=== Stated problem ===
Determine how many lines contain the string "screenshot". Respond with that number and nothing more.

━━━━━━━━━━━━━━━━

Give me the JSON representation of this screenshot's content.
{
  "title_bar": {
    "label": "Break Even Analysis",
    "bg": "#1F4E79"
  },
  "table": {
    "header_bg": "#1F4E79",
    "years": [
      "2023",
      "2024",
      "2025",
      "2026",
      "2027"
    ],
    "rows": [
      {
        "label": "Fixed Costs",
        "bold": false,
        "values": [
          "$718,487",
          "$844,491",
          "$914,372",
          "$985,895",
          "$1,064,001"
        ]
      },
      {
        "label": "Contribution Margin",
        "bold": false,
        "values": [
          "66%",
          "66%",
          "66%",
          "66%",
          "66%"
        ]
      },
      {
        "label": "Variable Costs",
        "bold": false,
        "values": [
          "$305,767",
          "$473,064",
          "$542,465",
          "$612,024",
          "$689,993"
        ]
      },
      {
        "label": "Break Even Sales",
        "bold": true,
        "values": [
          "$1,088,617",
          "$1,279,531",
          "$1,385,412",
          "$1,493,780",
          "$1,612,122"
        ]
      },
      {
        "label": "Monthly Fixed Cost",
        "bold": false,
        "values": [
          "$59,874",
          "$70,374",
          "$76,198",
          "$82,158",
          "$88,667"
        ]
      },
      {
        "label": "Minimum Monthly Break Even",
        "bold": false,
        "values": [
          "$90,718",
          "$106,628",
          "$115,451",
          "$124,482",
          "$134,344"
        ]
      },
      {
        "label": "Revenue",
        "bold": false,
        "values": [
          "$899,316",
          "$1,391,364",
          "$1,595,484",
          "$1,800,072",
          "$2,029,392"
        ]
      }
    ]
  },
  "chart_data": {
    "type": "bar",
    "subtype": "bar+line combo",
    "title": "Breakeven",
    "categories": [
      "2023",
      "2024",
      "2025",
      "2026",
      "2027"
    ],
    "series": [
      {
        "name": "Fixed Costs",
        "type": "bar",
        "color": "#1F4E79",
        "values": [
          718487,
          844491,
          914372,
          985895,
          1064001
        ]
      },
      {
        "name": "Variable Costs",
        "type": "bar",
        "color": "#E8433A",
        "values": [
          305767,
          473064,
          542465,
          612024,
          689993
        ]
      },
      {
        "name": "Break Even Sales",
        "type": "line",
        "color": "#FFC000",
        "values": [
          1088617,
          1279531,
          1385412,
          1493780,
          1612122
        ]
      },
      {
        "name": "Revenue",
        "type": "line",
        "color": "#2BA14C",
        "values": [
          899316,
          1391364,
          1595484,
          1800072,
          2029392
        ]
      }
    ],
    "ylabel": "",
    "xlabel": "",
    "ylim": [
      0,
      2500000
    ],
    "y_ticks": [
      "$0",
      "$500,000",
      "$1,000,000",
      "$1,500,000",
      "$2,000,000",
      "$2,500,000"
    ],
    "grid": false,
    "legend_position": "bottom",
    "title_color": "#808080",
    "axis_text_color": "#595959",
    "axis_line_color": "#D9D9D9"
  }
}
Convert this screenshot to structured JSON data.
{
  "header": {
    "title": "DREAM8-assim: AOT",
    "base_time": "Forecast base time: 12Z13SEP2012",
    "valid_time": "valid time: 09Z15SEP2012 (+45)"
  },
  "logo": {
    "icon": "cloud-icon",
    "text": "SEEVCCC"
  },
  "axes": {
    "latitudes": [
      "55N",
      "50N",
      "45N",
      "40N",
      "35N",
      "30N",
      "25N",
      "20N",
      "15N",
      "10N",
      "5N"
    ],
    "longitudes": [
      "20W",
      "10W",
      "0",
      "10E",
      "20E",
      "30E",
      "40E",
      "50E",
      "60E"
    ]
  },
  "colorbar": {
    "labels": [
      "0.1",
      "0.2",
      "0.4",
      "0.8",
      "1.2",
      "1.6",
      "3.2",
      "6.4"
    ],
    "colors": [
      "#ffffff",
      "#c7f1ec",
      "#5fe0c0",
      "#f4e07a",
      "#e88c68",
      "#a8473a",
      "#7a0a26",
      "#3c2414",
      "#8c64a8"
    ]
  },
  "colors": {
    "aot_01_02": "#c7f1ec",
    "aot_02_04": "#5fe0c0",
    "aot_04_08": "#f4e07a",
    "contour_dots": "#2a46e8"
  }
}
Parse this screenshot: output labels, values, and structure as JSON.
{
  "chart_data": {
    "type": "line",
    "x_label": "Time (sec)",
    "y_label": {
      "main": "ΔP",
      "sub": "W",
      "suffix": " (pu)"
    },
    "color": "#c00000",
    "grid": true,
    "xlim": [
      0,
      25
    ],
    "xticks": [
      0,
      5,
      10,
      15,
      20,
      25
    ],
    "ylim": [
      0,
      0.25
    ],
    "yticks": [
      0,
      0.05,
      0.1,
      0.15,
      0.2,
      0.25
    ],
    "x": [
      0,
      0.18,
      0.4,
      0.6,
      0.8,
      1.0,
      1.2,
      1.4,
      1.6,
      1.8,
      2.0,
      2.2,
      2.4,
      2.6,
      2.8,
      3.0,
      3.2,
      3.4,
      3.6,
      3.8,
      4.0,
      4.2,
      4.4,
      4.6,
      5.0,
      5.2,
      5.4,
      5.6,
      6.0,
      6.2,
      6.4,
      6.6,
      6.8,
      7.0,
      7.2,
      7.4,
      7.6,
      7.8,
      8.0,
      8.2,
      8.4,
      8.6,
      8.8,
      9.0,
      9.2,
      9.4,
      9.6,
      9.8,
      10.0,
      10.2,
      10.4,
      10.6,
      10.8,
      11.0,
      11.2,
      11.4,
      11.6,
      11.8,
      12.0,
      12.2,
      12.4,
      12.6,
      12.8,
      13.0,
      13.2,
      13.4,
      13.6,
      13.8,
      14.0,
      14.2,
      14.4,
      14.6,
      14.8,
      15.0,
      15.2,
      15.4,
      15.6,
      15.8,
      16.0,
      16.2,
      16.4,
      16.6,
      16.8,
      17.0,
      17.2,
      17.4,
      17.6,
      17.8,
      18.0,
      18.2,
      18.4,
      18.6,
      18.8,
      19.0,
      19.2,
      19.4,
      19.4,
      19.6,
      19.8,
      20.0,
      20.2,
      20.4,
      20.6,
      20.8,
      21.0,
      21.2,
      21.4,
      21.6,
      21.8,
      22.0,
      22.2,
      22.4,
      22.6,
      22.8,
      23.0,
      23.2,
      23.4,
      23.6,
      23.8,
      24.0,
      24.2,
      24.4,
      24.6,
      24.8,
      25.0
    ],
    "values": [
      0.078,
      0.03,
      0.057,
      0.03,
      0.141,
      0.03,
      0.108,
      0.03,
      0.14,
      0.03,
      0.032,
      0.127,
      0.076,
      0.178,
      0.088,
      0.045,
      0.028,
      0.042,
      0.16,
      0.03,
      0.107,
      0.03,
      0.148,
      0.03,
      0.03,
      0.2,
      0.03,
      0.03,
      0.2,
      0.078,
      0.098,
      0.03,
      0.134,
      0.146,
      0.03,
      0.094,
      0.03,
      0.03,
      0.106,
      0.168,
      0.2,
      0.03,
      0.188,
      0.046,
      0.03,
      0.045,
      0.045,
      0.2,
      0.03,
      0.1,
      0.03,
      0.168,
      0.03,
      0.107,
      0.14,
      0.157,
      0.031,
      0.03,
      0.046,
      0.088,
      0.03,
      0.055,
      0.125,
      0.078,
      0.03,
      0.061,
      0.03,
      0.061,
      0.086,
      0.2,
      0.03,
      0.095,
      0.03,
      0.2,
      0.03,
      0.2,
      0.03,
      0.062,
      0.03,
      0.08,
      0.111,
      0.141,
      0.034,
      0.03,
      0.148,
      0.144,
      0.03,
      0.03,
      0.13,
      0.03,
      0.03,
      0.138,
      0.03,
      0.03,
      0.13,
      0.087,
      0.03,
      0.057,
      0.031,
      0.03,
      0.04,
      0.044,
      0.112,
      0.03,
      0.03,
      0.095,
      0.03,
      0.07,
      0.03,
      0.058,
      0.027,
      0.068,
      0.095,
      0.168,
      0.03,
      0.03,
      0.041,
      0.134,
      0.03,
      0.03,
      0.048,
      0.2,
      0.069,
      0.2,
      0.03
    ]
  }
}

━━━━━━━━━━━━━━━━

=== Exercise solution ===
3